*THE PROBLEM*. Each line containing the word "this" must be collected.

— start of RAW RECORDS —

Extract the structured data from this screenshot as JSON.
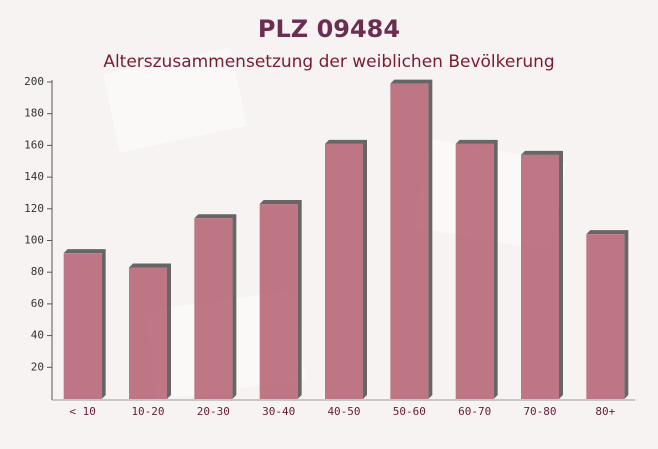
{
  "chart_data": {
    "type": "bar",
    "title": "PLZ 09484",
    "subtitle": "Alterszusammensetzung der weiblichen Bevölkerung",
    "categories": [
      "< 10",
      "10-20",
      "20-30",
      "30-40",
      "40-50",
      "50-60",
      "60-70",
      "70-80",
      "80+"
    ],
    "values": [
      92,
      83,
      114,
      123,
      161,
      199,
      161,
      154,
      104
    ],
    "color": "#b86878",
    "ylim": [
      0,
      200
    ],
    "yticks": [
      20,
      40,
      60,
      80,
      100,
      120,
      140,
      160,
      180,
      200
    ],
    "grid": false
  }
}
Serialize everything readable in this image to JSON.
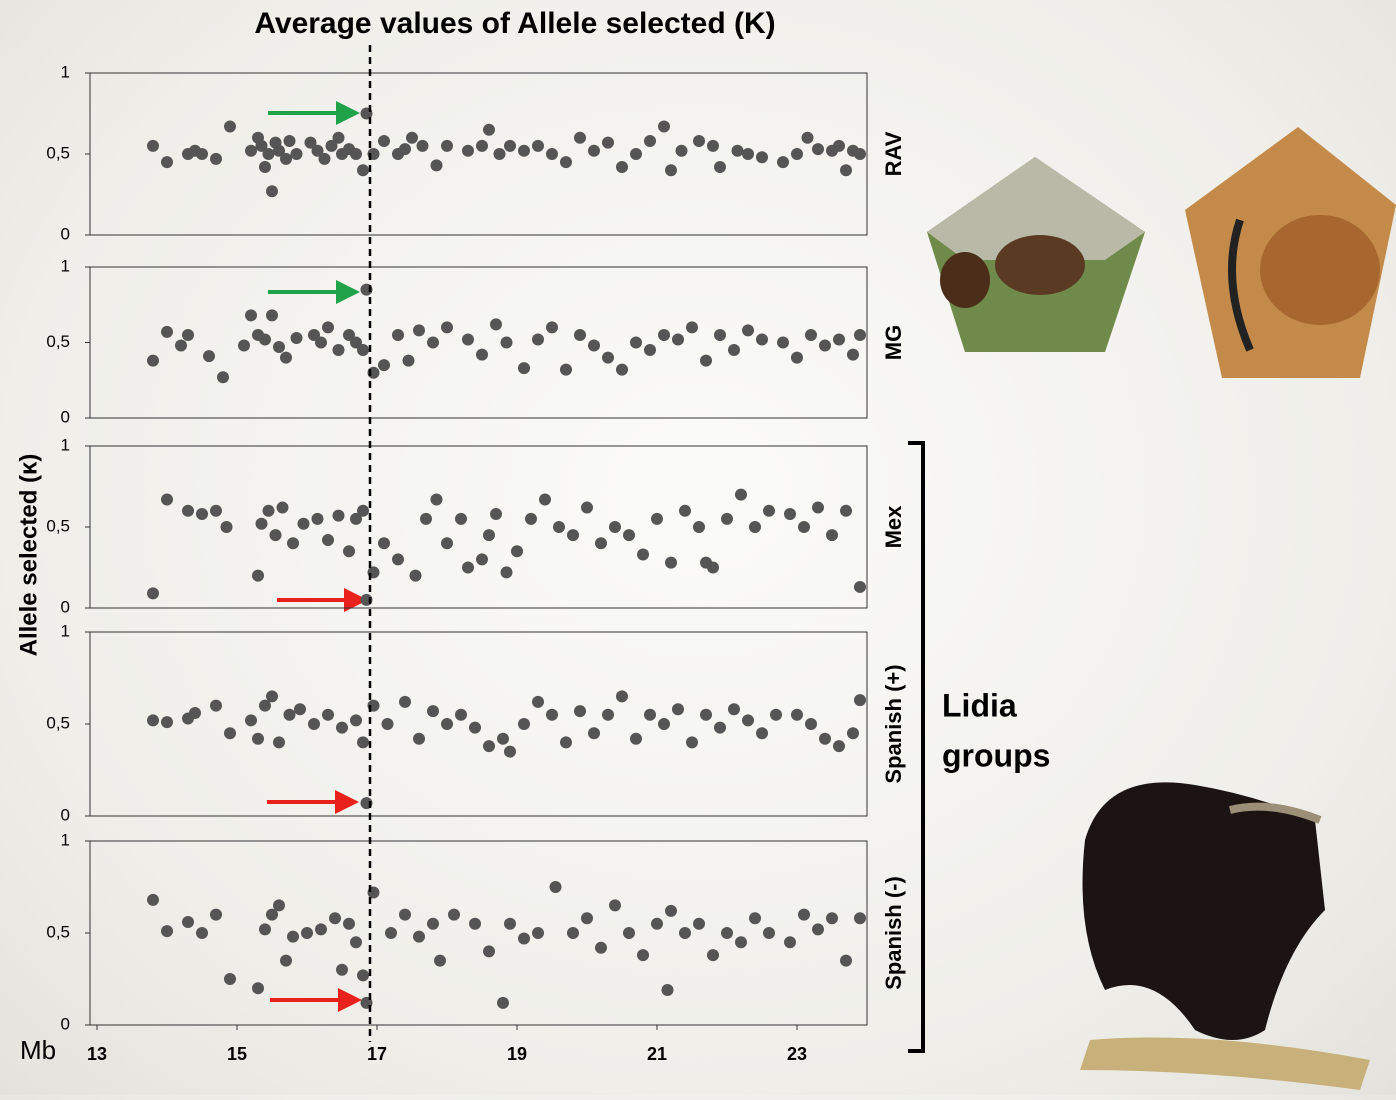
{
  "title": "Average  values of Allele selected (K)",
  "ylabel": "Allele selected (κ)",
  "xlabel": "Mb",
  "group_label_1": "Lidia",
  "group_label_2": "groups",
  "reference_line_x": 16.9,
  "chart_data": [
    {
      "type": "scatter",
      "name": "RAV",
      "color": "#555555",
      "xlim": [
        12.9,
        24.0
      ],
      "ylim": [
        0,
        1
      ],
      "yticks": [
        0,
        {
          "value": 0.5,
          "label": "0,5"
        },
        1
      ],
      "x": [
        13.8,
        14.0,
        14.3,
        14.4,
        14.5,
        14.7,
        14.9,
        15.2,
        15.3,
        15.35,
        15.4,
        15.45,
        15.5,
        15.55,
        15.6,
        15.7,
        15.75,
        15.85,
        16.05,
        16.15,
        16.25,
        16.35,
        16.45,
        16.5,
        16.6,
        16.7,
        16.8,
        16.85,
        16.95,
        17.1,
        17.3,
        17.4,
        17.5,
        17.65,
        17.85,
        18.0,
        18.3,
        18.5,
        18.6,
        18.75,
        18.9,
        19.1,
        19.3,
        19.5,
        19.7,
        19.9,
        20.1,
        20.3,
        20.5,
        20.7,
        20.9,
        21.1,
        21.2,
        21.35,
        21.6,
        21.8,
        21.9,
        22.15,
        22.3,
        22.5,
        22.8,
        23.0,
        23.15,
        23.3,
        23.5,
        23.6,
        23.7,
        23.8,
        23.9
      ],
      "values": [
        0.55,
        0.45,
        0.5,
        0.52,
        0.5,
        0.47,
        0.67,
        0.52,
        0.6,
        0.55,
        0.42,
        0.5,
        0.27,
        0.57,
        0.52,
        0.47,
        0.58,
        0.5,
        0.57,
        0.52,
        0.47,
        0.55,
        0.6,
        0.5,
        0.53,
        0.5,
        0.4,
        0.75,
        0.5,
        0.58,
        0.5,
        0.53,
        0.6,
        0.55,
        0.43,
        0.55,
        0.52,
        0.55,
        0.65,
        0.5,
        0.55,
        0.52,
        0.55,
        0.5,
        0.45,
        0.6,
        0.52,
        0.57,
        0.42,
        0.5,
        0.58,
        0.67,
        0.4,
        0.52,
        0.58,
        0.55,
        0.42,
        0.52,
        0.5,
        0.48,
        0.45,
        0.5,
        0.6,
        0.53,
        0.52,
        0.55,
        0.4,
        0.52,
        0.5
      ]
    },
    {
      "type": "scatter",
      "name": "MG",
      "color": "#555555",
      "xlim": [
        12.9,
        24.0
      ],
      "ylim": [
        0,
        1
      ],
      "yticks": [
        0,
        {
          "value": 0.5,
          "label": "0,5"
        },
        1
      ],
      "x": [
        13.8,
        14.0,
        14.2,
        14.3,
        14.6,
        14.8,
        15.1,
        15.2,
        15.3,
        15.4,
        15.5,
        15.6,
        15.7,
        15.85,
        16.1,
        16.2,
        16.3,
        16.45,
        16.6,
        16.7,
        16.8,
        16.85,
        16.95,
        17.1,
        17.3,
        17.45,
        17.6,
        17.8,
        18.0,
        18.3,
        18.5,
        18.7,
        18.85,
        19.1,
        19.3,
        19.5,
        19.7,
        19.9,
        20.1,
        20.3,
        20.5,
        20.7,
        20.9,
        21.1,
        21.3,
        21.5,
        21.7,
        21.9,
        22.1,
        22.3,
        22.5,
        22.8,
        23.0,
        23.2,
        23.4,
        23.6,
        23.8,
        23.9
      ],
      "values": [
        0.38,
        0.57,
        0.48,
        0.55,
        0.41,
        0.27,
        0.48,
        0.68,
        0.55,
        0.52,
        0.68,
        0.47,
        0.4,
        0.53,
        0.55,
        0.5,
        0.6,
        0.45,
        0.55,
        0.5,
        0.45,
        0.85,
        0.3,
        0.35,
        0.55,
        0.38,
        0.58,
        0.5,
        0.6,
        0.52,
        0.42,
        0.62,
        0.5,
        0.33,
        0.52,
        0.6,
        0.32,
        0.55,
        0.48,
        0.4,
        0.32,
        0.5,
        0.45,
        0.55,
        0.52,
        0.6,
        0.38,
        0.55,
        0.45,
        0.58,
        0.52,
        0.5,
        0.4,
        0.55,
        0.48,
        0.52,
        0.42,
        0.55
      ]
    },
    {
      "type": "scatter",
      "name": "Mex",
      "color": "#555555",
      "xlim": [
        12.9,
        24.0
      ],
      "ylim": [
        0,
        1
      ],
      "yticks": [
        0,
        {
          "value": 0.5,
          "label": "0,5"
        },
        1
      ],
      "x": [
        13.8,
        14.0,
        14.3,
        14.5,
        14.7,
        14.85,
        15.3,
        15.35,
        15.45,
        15.55,
        15.65,
        15.8,
        15.95,
        16.15,
        16.3,
        16.45,
        16.6,
        16.7,
        16.8,
        16.85,
        16.95,
        17.1,
        17.3,
        17.55,
        17.7,
        17.85,
        18.0,
        18.2,
        18.3,
        18.5,
        18.6,
        18.7,
        18.85,
        19.0,
        19.2,
        19.4,
        19.6,
        19.8,
        20.0,
        20.2,
        20.4,
        20.6,
        20.8,
        21.0,
        21.2,
        21.4,
        21.6,
        21.7,
        21.8,
        22.0,
        22.2,
        22.4,
        22.6,
        22.9,
        23.1,
        23.3,
        23.5,
        23.7,
        23.9
      ],
      "values": [
        0.09,
        0.67,
        0.6,
        0.58,
        0.6,
        0.5,
        0.2,
        0.52,
        0.6,
        0.45,
        0.62,
        0.4,
        0.52,
        0.55,
        0.42,
        0.57,
        0.35,
        0.55,
        0.6,
        0.05,
        0.22,
        0.4,
        0.3,
        0.2,
        0.55,
        0.67,
        0.4,
        0.55,
        0.25,
        0.3,
        0.45,
        0.58,
        0.22,
        0.35,
        0.55,
        0.67,
        0.5,
        0.45,
        0.62,
        0.4,
        0.5,
        0.45,
        0.33,
        0.55,
        0.28,
        0.6,
        0.5,
        0.28,
        0.25,
        0.55,
        0.7,
        0.5,
        0.6,
        0.58,
        0.5,
        0.62,
        0.45,
        0.6,
        0.13
      ]
    },
    {
      "type": "scatter",
      "name": "Spanish (+)",
      "color": "#555555",
      "xlim": [
        12.9,
        24.0
      ],
      "ylim": [
        0,
        1
      ],
      "yticks": [
        0,
        {
          "value": 0.5,
          "label": "0,5"
        },
        1
      ],
      "x": [
        13.8,
        14.0,
        14.3,
        14.4,
        14.7,
        14.9,
        15.2,
        15.3,
        15.4,
        15.5,
        15.6,
        15.75,
        15.9,
        16.1,
        16.3,
        16.5,
        16.7,
        16.8,
        16.85,
        16.95,
        17.15,
        17.4,
        17.6,
        17.8,
        18.0,
        18.2,
        18.4,
        18.6,
        18.8,
        18.9,
        19.1,
        19.3,
        19.5,
        19.7,
        19.9,
        20.1,
        20.3,
        20.5,
        20.7,
        20.9,
        21.1,
        21.3,
        21.5,
        21.7,
        21.9,
        22.1,
        22.3,
        22.5,
        22.7,
        23.0,
        23.2,
        23.4,
        23.6,
        23.8,
        23.9
      ],
      "values": [
        0.52,
        0.51,
        0.53,
        0.56,
        0.6,
        0.45,
        0.52,
        0.42,
        0.6,
        0.65,
        0.4,
        0.55,
        0.58,
        0.5,
        0.55,
        0.48,
        0.52,
        0.4,
        0.07,
        0.6,
        0.5,
        0.62,
        0.42,
        0.57,
        0.5,
        0.55,
        0.48,
        0.38,
        0.42,
        0.35,
        0.5,
        0.62,
        0.55,
        0.4,
        0.57,
        0.45,
        0.55,
        0.65,
        0.42,
        0.55,
        0.5,
        0.58,
        0.4,
        0.55,
        0.48,
        0.58,
        0.52,
        0.45,
        0.55,
        0.55,
        0.5,
        0.42,
        0.38,
        0.45,
        0.63
      ]
    },
    {
      "type": "scatter",
      "name": "Spanish  (-)",
      "color": "#555555",
      "xlim": [
        12.9,
        24.0
      ],
      "ylim": [
        0,
        1
      ],
      "yticks": [
        0,
        {
          "value": 0.5,
          "label": "0,5"
        },
        1
      ],
      "xticks": [
        13,
        15,
        17,
        19,
        21,
        23
      ],
      "x": [
        13.8,
        14.0,
        14.3,
        14.5,
        14.7,
        14.9,
        15.3,
        15.4,
        15.5,
        15.6,
        15.7,
        15.8,
        16.0,
        16.2,
        16.4,
        16.5,
        16.6,
        16.7,
        16.8,
        16.85,
        16.95,
        17.2,
        17.4,
        17.6,
        17.8,
        17.9,
        18.1,
        18.4,
        18.6,
        18.8,
        18.9,
        19.1,
        19.3,
        19.55,
        19.8,
        20.0,
        20.2,
        20.4,
        20.6,
        20.8,
        21.0,
        21.15,
        21.2,
        21.4,
        21.6,
        21.8,
        22.0,
        22.2,
        22.4,
        22.6,
        22.9,
        23.1,
        23.3,
        23.5,
        23.7,
        23.9
      ],
      "values": [
        0.68,
        0.51,
        0.56,
        0.5,
        0.6,
        0.25,
        0.2,
        0.52,
        0.6,
        0.65,
        0.35,
        0.48,
        0.5,
        0.52,
        0.58,
        0.3,
        0.55,
        0.45,
        0.27,
        0.12,
        0.72,
        0.5,
        0.6,
        0.48,
        0.55,
        0.35,
        0.6,
        0.55,
        0.4,
        0.12,
        0.55,
        0.47,
        0.5,
        0.75,
        0.5,
        0.58,
        0.42,
        0.65,
        0.5,
        0.38,
        0.55,
        0.19,
        0.62,
        0.5,
        0.55,
        0.38,
        0.5,
        0.45,
        0.58,
        0.5,
        0.45,
        0.6,
        0.52,
        0.58,
        0.35,
        0.58
      ]
    }
  ]
}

— end of RAW RECORDS —

*OUTPUT*.
Extract the structured data from this screenshot as JSON.
Serialize everything readable in this image to JSON.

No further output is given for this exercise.